### GOAL OF THE EXERCISE
Produce a verbatim copy of the entries listed below.

### EXCERPTED DATA
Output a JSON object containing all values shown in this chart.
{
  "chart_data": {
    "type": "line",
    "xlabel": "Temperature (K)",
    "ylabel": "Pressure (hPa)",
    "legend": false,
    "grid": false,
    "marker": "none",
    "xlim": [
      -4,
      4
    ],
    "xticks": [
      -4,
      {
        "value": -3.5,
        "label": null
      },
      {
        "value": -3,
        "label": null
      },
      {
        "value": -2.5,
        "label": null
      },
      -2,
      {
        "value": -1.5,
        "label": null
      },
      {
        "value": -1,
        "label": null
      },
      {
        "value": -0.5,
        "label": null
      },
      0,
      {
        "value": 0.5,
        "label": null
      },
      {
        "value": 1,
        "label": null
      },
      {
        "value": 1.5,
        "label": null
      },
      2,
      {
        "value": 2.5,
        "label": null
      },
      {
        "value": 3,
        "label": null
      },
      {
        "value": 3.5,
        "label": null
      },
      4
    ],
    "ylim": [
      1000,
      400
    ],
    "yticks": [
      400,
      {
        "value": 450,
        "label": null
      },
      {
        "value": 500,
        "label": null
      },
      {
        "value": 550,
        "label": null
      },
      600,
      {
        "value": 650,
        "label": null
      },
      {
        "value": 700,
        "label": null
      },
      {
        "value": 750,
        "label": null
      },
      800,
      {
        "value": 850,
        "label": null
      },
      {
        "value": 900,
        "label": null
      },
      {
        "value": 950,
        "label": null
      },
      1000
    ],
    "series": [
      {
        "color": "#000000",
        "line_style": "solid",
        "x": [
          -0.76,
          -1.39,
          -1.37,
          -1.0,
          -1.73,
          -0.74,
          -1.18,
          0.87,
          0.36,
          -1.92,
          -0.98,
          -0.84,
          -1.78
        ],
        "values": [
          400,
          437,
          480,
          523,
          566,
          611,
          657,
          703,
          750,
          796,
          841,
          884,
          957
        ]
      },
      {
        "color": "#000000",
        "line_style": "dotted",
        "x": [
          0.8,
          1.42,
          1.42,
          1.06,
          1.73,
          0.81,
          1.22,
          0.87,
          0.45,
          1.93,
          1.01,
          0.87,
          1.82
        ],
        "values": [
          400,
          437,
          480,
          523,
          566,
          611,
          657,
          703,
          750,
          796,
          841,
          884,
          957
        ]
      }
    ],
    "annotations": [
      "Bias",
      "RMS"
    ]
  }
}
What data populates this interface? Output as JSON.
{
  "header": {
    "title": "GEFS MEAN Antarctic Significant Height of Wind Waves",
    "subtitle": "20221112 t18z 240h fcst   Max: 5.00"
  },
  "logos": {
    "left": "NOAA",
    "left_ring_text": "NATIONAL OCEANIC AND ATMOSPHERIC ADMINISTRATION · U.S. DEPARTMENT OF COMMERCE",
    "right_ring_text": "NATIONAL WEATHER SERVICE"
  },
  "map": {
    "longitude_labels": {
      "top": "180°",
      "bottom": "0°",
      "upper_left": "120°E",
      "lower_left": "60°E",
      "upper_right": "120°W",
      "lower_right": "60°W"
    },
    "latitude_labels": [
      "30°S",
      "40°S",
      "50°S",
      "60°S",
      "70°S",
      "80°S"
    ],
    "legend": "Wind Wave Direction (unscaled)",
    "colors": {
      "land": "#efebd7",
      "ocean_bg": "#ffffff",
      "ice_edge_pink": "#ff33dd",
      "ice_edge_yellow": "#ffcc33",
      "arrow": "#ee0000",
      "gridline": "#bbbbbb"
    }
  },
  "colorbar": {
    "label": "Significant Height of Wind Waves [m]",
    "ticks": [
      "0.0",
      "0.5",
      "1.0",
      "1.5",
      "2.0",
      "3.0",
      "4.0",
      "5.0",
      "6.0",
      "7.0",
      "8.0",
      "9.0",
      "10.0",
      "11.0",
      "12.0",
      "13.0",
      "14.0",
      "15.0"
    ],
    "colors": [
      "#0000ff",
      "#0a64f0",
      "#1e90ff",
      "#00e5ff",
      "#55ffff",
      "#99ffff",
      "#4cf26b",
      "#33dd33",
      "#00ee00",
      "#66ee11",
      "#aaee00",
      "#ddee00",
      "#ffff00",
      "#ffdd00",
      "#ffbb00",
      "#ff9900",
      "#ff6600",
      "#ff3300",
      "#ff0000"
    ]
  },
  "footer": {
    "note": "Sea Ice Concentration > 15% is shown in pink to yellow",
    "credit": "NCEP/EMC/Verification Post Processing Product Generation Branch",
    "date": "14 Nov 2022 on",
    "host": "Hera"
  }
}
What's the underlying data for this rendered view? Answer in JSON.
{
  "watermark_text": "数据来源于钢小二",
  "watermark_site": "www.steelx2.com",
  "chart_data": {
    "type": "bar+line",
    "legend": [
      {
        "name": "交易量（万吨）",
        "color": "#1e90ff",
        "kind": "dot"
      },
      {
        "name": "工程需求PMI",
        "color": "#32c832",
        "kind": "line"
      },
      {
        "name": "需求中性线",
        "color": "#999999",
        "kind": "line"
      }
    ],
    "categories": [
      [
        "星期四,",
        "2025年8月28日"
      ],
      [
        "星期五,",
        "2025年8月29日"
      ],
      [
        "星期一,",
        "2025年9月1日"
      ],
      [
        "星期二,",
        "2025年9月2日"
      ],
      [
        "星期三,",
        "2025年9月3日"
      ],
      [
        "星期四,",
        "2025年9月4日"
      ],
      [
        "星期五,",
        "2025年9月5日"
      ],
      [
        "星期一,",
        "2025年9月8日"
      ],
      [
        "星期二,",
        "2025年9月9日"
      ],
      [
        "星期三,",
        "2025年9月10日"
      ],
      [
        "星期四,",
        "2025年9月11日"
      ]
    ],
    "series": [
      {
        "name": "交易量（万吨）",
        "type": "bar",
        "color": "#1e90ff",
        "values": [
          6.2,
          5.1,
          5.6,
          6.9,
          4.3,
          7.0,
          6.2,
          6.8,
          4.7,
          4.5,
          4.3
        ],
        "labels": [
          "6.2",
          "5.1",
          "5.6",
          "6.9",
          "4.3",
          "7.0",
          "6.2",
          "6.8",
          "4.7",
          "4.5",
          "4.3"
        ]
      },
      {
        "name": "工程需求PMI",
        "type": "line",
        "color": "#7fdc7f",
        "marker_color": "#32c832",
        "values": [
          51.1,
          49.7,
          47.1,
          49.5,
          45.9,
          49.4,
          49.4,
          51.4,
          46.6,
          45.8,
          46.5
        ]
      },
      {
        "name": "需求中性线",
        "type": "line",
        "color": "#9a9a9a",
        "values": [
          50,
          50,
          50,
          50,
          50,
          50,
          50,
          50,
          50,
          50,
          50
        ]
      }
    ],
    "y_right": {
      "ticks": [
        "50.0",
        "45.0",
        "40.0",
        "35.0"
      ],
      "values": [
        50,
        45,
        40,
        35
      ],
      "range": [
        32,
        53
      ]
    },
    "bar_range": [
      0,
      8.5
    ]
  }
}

### RESPONSE FOR THIS EXERCISE
Output a JSON object containing all values shown in this chart.
{
  "chart_data": {
    "type": "line",
    "xlabel": "Temperature (K)",
    "ylabel": "Pressure (hPa)",
    "legend": false,
    "grid": false,
    "marker": "none",
    "xlim": [
      -4,
      4
    ],
    "xticks": [
      -4,
      {
        "value": -3.5,
        "label": null
      },
      {
        "value": -3,
        "label": null
      },
      {
        "value": -2.5,
        "label": null
      },
      -2,
      {
        "value": -1.5,
        "label": null
      },
      {
        "value": -1,
        "label": null
      },
      {
        "value": -0.5,
        "label": null
      },
      0,
      {
        "value": 0.5,
        "label": null
      },
      {
        "value": 1,
        "label": null
      },
      {
        "value": 1.5,
        "label": null
      },
      2,
      {
        "value": 2.5,
        "label": null
      },
      {
        "value": 3,
        "label": null
      },
      {
        "value": 3.5,
        "label": null
      },
      4
    ],
    "ylim": [
      1000,
      400
    ],
    "yticks": [
      400,
      {
        "value": 450,
        "label": null
      },
      {
        "value": 500,
        "label": null
      },
      {
        "value": 550,
        "label": null
      },
      600,
      {
        "value": 650,
        "label": null
      },
      {
        "value": 700,
        "label": null
      },
      {
        "value": 750,
        "label": null
      },
      800,
      {
        "value": 850,
        "label": null
      },
      {
        "value": 900,
        "label": null
      },
      {
        "value": 950,
        "label": null
      },
      1000
    ],
    "series": [
      {
        "color": "#000000",
        "line_style": "solid",
        "x": [
          -0.76,
          -1.39,
          -1.37,
          -1.0,
          -1.73,
          -0.74,
          -1.18,
          0.87,
          0.36,
          -1.92,
          -0.98,
          -0.84,
          -1.78
        ],
        "values": [
          400,
          437,
          480,
          523,
          566,
          611,
          657,
          703,
          750,
          796,
          841,
          884,
          957
        ]
      },
      {
        "color": "#000000",
        "line_style": "dotted",
        "x": [
          0.8,
          1.42,
          1.42,
          1.06,
          1.73,
          0.81,
          1.22,
          0.87,
          0.45,
          1.93,
          1.01,
          0.87,
          1.82
        ],
        "values": [
          400,
          437,
          480,
          523,
          566,
          611,
          657,
          703,
          750,
          796,
          841,
          884,
          957
        ]
      }
    ],
    "annotations": [
      "Bias",
      "RMS"
    ]
  }
}
What data populates this interface? Output as JSON.
{
  "header": {
    "title": "GEFS MEAN Antarctic Significant Height of Wind Waves",
    "subtitle": "20221112 t18z 240h fcst   Max: 5.00"
  },
  "logos": {
    "left": "NOAA",
    "left_ring_text": "NATIONAL OCEANIC AND ATMOSPHERIC ADMINISTRATION · U.S. DEPARTMENT OF COMMERCE",
    "right_ring_text": "NATIONAL WEATHER SERVICE"
  },
  "map": {
    "longitude_labels": {
      "top": "180°",
      "bottom": "0°",
      "upper_left": "120°E",
      "lower_left": "60°E",
      "upper_right": "120°W",
      "lower_right": "60°W"
    },
    "latitude_labels": [
      "30°S",
      "40°S",
      "50°S",
      "60°S",
      "70°S",
      "80°S"
    ],
    "legend": "Wind Wave Direction (unscaled)",
    "colors": {
      "land": "#efebd7",
      "ocean_bg": "#ffffff",
      "ice_edge_pink": "#ff33dd",
      "ice_edge_yellow": "#ffcc33",
      "arrow": "#ee0000",
      "gridline": "#bbbbbb"
    }
  },
  "colorbar": {
    "label": "Significant Height of Wind Waves [m]",
    "ticks": [
      "0.0",
      "0.5",
      "1.0",
      "1.5",
      "2.0",
      "3.0",
      "4.0",
      "5.0",
      "6.0",
      "7.0",
      "8.0",
      "9.0",
      "10.0",
      "11.0",
      "12.0",
      "13.0",
      "14.0",
      "15.0"
    ],
    "colors": [
      "#0000ff",
      "#0a64f0",
      "#1e90ff",
      "#00e5ff",
      "#55ffff",
      "#99ffff",
      "#4cf26b",
      "#33dd33",
      "#00ee00",
      "#66ee11",
      "#aaee00",
      "#ddee00",
      "#ffff00",
      "#ffdd00",
      "#ffbb00",
      "#ff9900",
      "#ff6600",
      "#ff3300",
      "#ff0000"
    ]
  },
  "footer": {
    "note": "Sea Ice Concentration > 15% is shown in pink to yellow",
    "credit": "NCEP/EMC/Verification Post Processing Product Generation Branch",
    "date": "14 Nov 2022 on",
    "host": "Hera"
  }
}
What's the underlying data for this rendered view? Answer in JSON.
{
  "watermark_text": "数据来源于钢小二",
  "watermark_site": "www.steelx2.com",
  "chart_data": {
    "type": "bar+line",
    "legend": [
      {
        "name": "交易量（万吨）",
        "color": "#1e90ff",
        "kind": "dot"
      },
      {
        "name": "工程需求PMI",
        "color": "#32c832",
        "kind": "line"
      },
      {
        "name": "需求中性线",
        "color": "#999999",
        "kind": "line"
      }
    ],
    "categories": [
      [
        "星期四,",
        "2025年8月28日"
      ],
      [
        "星期五,",
        "2025年8月29日"
      ],
      [
        "星期一,",
        "2025年9月1日"
      ],
      [
        "星期二,",
        "2025年9月2日"
      ],
      [
        "星期三,",
        "2025年9月3日"
      ],
      [
        "星期四,",
        "2025年9月4日"
      ],
      [
        "星期五,",
        "2025年9月5日"
      ],
      [
        "星期一,",
        "2025年9月8日"
      ],
      [
        "星期二,",
        "2025年9月9日"
      ],
      [
        "星期三,",
        "2025年9月10日"
      ],
      [
        "星期四,",
        "2025年9月11日"
      ]
    ],
    "series": [
      {
        "name": "交易量（万吨）",
        "type": "bar",
        "color": "#1e90ff",
        "values": [
          6.2,
          5.1,
          5.6,
          6.9,
          4.3,
          7.0,
          6.2,
          6.8,
          4.7,
          4.5,
          4.3
        ],
        "labels": [
          "6.2",
          "5.1",
          "5.6",
          "6.9",
          "4.3",
          "7.0",
          "6.2",
          "6.8",
          "4.7",
          "4.5",
          "4.3"
        ]
      },
      {
        "name": "工程需求PMI",
        "type": "line",
        "color": "#7fdc7f",
        "marker_color": "#32c832",
        "values": [
          51.1,
          49.7,
          47.1,
          49.5,
          45.9,
          49.4,
          49.4,
          51.4,
          46.6,
          45.8,
          46.5
        ]
      },
      {
        "name": "需求中性线",
        "type": "line",
        "color": "#9a9a9a",
        "values": [
          50,
          50,
          50,
          50,
          50,
          50,
          50,
          50,
          50,
          50,
          50
        ]
      }
    ],
    "y_right": {
      "ticks": [
        "50.0",
        "45.0",
        "40.0",
        "35.0"
      ],
      "values": [
        50,
        45,
        40,
        35
      ],
      "range": [
        32,
        53
      ]
    },
    "bar_range": [
      0,
      8.5
    ]
  }
}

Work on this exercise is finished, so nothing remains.